• **Work required**: Copy down every line where the string "TradingView" shows up.

• **Data for processing**:
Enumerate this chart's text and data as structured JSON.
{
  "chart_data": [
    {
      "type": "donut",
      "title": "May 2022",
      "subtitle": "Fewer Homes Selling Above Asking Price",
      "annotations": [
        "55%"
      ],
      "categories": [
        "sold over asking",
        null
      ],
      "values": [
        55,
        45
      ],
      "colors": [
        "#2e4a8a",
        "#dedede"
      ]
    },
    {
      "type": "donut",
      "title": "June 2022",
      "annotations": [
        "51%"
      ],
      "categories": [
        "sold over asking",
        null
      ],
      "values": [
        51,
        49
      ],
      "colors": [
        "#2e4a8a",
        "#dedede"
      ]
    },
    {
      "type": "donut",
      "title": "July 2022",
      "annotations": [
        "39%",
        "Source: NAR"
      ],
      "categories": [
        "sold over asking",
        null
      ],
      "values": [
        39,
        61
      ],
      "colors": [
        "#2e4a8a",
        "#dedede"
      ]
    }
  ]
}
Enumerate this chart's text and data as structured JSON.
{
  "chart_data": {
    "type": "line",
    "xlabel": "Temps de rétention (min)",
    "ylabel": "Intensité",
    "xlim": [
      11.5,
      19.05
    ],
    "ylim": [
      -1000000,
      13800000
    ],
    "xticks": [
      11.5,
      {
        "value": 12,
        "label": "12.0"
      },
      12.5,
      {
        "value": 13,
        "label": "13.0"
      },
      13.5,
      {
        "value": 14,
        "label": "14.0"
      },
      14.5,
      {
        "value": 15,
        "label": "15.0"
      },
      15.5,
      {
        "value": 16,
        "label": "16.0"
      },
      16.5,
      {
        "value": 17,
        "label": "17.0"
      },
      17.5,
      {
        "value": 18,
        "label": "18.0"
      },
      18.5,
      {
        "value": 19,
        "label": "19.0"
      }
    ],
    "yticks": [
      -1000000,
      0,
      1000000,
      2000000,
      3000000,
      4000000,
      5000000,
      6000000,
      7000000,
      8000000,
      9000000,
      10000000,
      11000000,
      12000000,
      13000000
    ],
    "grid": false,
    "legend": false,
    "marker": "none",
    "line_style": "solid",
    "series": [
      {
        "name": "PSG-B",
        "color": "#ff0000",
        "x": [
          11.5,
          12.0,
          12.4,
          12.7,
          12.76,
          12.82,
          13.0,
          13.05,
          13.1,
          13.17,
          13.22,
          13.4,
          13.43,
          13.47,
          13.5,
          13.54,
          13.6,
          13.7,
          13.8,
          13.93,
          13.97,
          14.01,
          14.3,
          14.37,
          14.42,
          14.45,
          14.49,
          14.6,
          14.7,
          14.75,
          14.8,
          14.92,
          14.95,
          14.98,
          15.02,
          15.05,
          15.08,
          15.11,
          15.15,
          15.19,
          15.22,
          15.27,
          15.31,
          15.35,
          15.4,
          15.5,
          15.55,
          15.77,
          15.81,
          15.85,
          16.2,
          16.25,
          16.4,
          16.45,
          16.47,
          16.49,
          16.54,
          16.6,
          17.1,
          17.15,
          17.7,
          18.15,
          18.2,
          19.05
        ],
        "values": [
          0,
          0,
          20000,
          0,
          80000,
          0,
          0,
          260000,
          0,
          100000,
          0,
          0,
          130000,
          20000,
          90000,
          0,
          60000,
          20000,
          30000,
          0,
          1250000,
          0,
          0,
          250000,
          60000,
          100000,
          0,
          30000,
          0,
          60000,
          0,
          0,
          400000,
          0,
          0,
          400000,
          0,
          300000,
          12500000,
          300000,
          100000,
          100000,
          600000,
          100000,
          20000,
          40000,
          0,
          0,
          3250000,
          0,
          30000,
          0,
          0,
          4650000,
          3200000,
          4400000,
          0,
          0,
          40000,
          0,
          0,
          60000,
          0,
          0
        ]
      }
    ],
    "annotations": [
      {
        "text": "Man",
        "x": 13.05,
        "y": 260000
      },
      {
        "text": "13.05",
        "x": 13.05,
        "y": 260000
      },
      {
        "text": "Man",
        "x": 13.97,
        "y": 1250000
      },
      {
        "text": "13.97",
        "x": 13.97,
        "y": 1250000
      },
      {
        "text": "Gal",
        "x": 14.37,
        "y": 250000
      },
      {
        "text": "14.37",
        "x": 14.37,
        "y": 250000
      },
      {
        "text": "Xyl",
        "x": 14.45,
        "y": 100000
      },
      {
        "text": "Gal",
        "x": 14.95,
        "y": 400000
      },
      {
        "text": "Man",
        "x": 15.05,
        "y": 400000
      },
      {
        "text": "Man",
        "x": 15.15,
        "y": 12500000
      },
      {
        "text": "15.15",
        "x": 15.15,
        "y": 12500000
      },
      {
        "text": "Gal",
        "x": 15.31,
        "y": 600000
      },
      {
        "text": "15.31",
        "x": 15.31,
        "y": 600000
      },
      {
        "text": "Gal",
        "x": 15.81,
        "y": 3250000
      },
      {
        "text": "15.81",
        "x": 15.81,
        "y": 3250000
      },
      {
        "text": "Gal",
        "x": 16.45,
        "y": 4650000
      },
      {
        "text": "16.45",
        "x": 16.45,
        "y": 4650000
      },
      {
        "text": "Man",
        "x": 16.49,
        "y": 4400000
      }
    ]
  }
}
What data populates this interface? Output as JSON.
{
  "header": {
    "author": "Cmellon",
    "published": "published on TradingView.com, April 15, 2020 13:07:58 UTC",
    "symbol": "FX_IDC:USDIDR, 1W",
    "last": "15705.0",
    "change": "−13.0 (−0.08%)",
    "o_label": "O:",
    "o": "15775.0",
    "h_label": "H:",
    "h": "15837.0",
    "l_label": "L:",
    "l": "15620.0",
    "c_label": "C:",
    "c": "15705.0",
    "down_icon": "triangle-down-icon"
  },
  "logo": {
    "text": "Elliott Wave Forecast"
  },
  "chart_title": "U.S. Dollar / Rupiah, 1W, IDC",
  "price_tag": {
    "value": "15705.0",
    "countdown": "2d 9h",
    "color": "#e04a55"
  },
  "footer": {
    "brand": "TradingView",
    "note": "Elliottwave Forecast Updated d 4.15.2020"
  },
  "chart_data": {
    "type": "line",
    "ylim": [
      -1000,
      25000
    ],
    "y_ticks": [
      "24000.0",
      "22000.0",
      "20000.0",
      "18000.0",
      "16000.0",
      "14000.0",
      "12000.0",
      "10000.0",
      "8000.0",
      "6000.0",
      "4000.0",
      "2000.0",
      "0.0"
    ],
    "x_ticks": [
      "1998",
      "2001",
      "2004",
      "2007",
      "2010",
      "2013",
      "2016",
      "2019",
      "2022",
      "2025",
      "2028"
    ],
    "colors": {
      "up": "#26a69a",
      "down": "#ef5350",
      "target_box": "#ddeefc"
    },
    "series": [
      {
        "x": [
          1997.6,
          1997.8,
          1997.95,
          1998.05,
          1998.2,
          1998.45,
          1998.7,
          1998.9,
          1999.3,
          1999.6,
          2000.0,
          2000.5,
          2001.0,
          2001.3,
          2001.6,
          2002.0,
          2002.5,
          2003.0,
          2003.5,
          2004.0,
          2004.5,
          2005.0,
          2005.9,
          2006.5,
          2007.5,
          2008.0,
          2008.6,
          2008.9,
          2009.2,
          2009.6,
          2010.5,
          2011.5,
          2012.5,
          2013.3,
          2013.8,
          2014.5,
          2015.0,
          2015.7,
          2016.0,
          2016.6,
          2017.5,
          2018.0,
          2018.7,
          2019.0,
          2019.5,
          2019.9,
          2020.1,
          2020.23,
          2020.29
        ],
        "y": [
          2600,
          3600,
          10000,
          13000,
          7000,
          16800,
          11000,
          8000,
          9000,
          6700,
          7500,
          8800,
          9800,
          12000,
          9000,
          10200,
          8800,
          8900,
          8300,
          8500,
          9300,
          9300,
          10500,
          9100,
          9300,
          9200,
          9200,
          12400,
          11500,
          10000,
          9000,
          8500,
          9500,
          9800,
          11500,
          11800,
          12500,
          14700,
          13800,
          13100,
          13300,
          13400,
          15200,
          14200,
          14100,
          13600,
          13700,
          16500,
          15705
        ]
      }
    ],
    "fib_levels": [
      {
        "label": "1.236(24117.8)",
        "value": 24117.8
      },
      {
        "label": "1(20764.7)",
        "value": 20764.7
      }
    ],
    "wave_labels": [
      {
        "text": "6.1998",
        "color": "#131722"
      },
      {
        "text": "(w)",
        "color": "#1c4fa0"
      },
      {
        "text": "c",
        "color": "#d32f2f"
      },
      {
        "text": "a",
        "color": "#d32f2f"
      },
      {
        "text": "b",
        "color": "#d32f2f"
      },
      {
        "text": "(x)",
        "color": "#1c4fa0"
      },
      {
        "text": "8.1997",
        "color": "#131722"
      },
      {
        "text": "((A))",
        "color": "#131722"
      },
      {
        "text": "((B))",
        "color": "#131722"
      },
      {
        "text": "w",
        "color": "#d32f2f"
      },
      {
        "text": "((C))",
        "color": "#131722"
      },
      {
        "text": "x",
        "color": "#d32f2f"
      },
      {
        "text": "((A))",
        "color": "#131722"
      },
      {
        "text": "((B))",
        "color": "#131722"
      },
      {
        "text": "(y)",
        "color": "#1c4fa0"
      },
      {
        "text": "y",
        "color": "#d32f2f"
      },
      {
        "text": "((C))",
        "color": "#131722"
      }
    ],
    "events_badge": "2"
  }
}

• **Problem solution**:
    "published": "published on TradingView.com, April 15, 2020 13:07:58 UTC",
    "brand": "TradingView",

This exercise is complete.